La cause la plus générale se trouve déjà dans les contradictions de la forme marchandise du produit. La production des marchandises est fondée sur le dédoublement du produit du travail en valeur d’usage et en valeur d’échange et c’est surtout la seconde qui acquiert une importance pour le capitalisme. Le premier, le capitalisme introduisit sur une vaste échelle le principe rationaliste, et, comme le dit Sombart, la capacité de calculer. Mais un calcul économique complet n’est possible qu’au moyen d’unités abstraites, qui doivent réduire au même dénominateur toute la diversité du monde des marchandises. Le terrain s’y trouva préparé par l’apparition de la forme abstraite de la richesse : l’argent, – qui incarne la forme universelle de la valeur. Mais la valeur elle même, en tant qu’elle s’oppose à la valeur d’usage n’a pu se développer que là où le produit du travail s’est définitivement transformé en marchandise « sans phrase », en un objet aliénable par essence, et cela n’a été possible que par l’élargissement de la sphère extérieur de l’échange.

Sur l’arène du commerce mondial les marchandises déploient universellement leur valeur. C’est pourquoi, là aussi, l’incarnation indépendante de leur valeur s’oppose à elles sous la forme de l’argent, l’argent mondial. Ce n’est que sur le marché mondial que l’argent déploie entièrement sa forme marchandise, dont la forme naturelle est en même temps directement la forme sociale de la réalisation du travail humain in abstracto. Son mode d’existence devient adéquat à son concept7.

§

_Objectif visé_
Pouvez-vous renvoyer intégralement l'extrait sur la forme marchandise et l'argent mondial, du premier au dernier mot, sans rien y modifier ?

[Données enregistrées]
§

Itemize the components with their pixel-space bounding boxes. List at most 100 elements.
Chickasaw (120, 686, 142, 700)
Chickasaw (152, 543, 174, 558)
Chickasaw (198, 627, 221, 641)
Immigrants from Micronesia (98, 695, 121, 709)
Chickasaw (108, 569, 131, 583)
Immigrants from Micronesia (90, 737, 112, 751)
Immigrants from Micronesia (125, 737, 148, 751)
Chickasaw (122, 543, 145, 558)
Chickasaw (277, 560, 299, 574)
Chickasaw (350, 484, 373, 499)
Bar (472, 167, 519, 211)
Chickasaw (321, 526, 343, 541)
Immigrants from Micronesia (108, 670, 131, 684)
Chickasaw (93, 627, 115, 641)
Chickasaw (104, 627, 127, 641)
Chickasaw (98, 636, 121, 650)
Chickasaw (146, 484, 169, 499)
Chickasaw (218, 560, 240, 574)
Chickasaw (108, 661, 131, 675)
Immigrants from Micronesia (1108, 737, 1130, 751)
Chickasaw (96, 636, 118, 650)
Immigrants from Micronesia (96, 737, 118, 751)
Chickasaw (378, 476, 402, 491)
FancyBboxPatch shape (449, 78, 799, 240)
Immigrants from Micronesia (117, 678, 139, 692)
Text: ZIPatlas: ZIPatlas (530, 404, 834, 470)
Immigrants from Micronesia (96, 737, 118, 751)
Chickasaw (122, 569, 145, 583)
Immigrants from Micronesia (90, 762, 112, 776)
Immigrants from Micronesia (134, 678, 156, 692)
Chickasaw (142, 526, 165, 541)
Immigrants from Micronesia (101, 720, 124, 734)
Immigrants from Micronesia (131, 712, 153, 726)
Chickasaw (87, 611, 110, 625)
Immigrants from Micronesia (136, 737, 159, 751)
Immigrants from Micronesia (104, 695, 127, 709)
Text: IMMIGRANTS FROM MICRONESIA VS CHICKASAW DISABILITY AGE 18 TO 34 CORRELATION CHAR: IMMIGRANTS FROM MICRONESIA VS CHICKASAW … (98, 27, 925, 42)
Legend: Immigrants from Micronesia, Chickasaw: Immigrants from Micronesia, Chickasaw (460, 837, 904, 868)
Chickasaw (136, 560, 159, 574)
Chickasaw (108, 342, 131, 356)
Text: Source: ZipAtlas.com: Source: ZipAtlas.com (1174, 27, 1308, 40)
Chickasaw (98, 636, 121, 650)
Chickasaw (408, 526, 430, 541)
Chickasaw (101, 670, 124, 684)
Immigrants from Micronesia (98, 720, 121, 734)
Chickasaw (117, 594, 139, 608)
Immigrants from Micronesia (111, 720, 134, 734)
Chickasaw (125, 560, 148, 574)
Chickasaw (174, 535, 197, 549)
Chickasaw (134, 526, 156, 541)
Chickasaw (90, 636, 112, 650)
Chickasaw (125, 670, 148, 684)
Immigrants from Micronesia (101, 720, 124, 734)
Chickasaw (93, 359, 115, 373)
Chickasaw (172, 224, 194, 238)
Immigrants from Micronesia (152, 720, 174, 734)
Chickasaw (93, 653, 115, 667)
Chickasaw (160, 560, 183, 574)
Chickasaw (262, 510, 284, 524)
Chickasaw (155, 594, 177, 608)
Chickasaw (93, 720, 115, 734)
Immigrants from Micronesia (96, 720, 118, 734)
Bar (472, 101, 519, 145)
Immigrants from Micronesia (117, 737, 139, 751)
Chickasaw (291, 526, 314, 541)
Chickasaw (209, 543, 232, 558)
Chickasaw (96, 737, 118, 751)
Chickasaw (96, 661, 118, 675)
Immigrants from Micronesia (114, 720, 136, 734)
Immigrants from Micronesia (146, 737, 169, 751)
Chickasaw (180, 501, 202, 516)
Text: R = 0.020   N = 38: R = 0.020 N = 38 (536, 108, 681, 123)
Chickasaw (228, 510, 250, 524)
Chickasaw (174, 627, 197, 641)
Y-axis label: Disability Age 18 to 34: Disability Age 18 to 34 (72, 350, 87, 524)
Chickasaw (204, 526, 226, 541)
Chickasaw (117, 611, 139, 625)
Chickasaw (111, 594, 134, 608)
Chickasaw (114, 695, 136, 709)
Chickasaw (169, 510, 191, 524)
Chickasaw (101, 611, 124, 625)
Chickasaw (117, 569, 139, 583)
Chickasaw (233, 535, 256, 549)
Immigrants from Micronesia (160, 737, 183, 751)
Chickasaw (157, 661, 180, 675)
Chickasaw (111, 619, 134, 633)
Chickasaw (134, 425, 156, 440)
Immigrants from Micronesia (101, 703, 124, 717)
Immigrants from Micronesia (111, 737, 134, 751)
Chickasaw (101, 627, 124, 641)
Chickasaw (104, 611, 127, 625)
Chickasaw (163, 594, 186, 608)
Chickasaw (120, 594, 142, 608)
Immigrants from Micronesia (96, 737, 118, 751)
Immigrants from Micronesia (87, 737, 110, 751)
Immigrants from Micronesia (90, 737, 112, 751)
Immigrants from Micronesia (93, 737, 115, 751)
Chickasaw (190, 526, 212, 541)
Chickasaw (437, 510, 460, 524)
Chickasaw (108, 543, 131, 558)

§

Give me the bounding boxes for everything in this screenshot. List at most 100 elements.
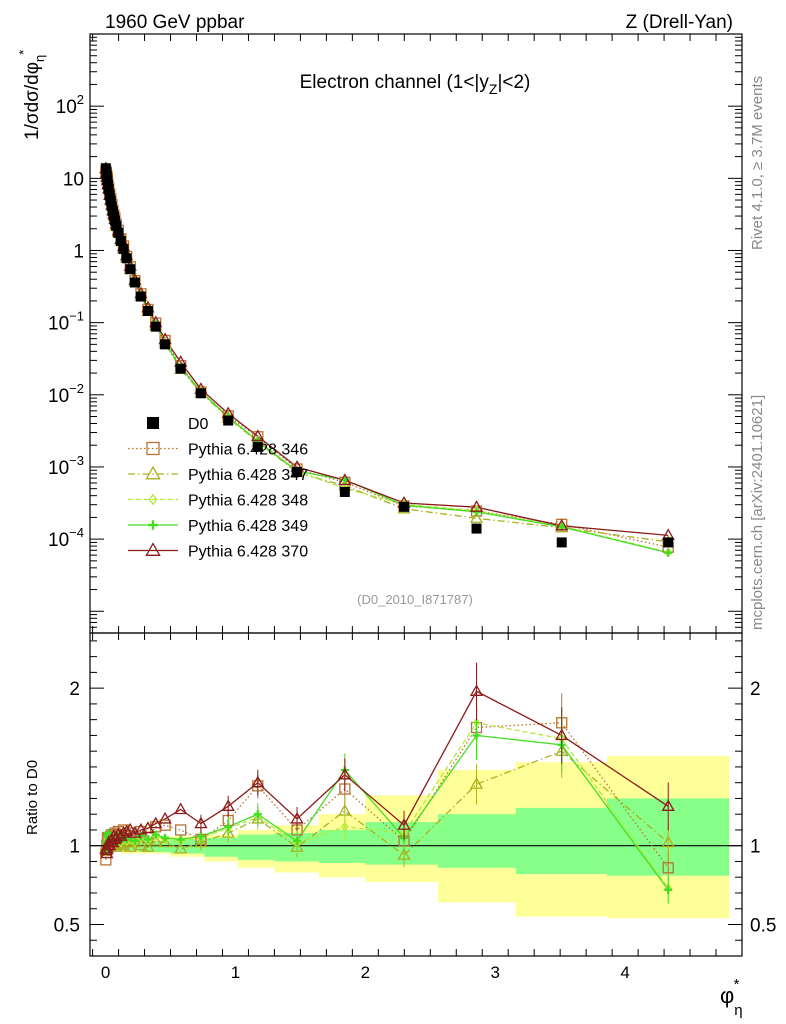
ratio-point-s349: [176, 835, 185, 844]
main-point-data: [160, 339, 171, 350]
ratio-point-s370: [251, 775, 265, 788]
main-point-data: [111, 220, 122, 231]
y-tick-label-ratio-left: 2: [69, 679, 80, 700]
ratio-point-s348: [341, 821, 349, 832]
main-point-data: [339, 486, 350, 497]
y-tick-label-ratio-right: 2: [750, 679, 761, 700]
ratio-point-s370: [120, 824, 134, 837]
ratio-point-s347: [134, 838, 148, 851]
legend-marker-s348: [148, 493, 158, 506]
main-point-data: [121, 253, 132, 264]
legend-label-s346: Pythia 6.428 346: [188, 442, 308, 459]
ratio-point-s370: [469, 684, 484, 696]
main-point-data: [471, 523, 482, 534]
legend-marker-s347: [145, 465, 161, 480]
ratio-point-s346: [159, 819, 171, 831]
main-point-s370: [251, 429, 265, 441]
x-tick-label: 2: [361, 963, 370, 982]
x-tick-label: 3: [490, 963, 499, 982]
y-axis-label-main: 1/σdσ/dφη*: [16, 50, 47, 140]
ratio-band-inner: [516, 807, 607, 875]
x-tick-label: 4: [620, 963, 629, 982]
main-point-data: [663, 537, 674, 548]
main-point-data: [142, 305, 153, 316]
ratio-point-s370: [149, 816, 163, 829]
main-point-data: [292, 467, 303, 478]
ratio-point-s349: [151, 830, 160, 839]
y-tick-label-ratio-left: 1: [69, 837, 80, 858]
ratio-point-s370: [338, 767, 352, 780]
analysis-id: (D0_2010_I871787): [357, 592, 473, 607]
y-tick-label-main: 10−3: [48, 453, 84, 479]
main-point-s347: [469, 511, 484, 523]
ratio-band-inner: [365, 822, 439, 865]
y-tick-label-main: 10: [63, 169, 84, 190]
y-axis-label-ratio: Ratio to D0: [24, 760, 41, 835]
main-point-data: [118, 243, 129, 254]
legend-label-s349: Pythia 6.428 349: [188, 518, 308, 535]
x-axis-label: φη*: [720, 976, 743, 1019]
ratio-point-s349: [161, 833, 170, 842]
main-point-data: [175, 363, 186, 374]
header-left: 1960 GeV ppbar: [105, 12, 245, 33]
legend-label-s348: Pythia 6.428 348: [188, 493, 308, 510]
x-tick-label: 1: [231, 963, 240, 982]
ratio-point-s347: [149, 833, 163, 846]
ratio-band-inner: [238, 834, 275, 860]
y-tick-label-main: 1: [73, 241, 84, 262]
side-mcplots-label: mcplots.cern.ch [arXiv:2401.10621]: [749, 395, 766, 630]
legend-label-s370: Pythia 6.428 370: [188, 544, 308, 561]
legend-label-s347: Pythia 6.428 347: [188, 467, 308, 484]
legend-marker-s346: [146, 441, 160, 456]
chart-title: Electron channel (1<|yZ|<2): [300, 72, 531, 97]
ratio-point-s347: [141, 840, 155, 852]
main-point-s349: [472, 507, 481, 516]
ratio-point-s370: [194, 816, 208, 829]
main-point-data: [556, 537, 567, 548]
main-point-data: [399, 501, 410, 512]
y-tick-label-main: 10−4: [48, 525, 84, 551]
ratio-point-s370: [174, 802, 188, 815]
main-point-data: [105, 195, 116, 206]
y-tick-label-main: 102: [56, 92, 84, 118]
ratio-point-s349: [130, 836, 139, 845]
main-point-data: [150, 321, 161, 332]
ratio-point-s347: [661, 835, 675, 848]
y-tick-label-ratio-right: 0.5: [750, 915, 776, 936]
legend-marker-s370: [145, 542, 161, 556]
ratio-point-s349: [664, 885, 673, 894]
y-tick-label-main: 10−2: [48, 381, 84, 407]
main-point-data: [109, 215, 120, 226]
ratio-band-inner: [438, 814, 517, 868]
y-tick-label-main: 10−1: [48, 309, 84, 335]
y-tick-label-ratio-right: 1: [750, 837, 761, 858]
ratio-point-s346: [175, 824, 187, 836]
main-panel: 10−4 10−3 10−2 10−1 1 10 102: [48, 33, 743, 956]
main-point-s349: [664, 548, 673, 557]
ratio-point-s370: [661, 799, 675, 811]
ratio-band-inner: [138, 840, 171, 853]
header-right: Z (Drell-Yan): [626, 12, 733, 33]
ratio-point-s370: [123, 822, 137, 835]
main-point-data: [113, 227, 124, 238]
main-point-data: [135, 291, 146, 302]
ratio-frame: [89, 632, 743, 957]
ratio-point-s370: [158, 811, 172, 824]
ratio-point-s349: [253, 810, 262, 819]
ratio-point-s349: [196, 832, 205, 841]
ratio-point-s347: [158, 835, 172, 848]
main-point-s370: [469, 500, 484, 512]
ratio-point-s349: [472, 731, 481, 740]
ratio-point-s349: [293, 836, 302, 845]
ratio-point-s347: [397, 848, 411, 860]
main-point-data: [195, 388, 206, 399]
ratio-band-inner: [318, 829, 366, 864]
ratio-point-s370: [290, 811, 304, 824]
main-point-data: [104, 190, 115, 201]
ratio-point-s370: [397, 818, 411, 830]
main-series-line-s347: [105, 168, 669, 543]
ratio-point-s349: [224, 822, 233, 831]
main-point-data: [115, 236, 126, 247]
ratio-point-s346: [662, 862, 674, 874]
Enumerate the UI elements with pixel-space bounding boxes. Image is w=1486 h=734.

§

_Solution proposée_
La cause la plus générale se trouve déjà dans les contradictions de la forme marchandise du produit. La production des marchandises est fondée sur le dédoublement du produit du travail en valeur d’usage et en valeur d’échange et c’est surtout la seconde qui acquiert une importance pour le capitalisme. Le premier, le capitalisme introduisit sur une vaste échelle le principe rationaliste, et, comme le dit Sombart, la capacité de calculer. Mais un calcul économique complet n’est possible qu’au moyen d’unités abstraites, qui doivent réduire au même dénominateur toute la diversité du monde des marchandises. Le terrain s’y trouva préparé par l’apparition de la forme abstraite de la richesse : l’argent, – qui incarne la forme universelle de la valeur. Mais la valeur elle même, en tant qu’elle s’oppose à la valeur d’usage n’a pu se développer que là où le produit du travail s’est définitivement transformé en marchandise « sans phrase », en un objet aliénable par essence, et cela n’a été possible que par l’élargissement de la sphère extérieur de l’échange.

Sur l’arène du commerce mondial les marchandises déploient universellement leur valeur. C’est pourquoi, là aussi, l’incarnation indépendante de leur valeur s’oppose à elles sous la forme de l’argent, l’argent mondial. Ce n’est que sur le marché mondial que l’argent déploie entièrement sa forme marchandise, dont la forme naturelle est en même temps directement la forme sociale de la réalisation du travail humain in abstracto. Son mode d’existence devient adéquat à son concept7.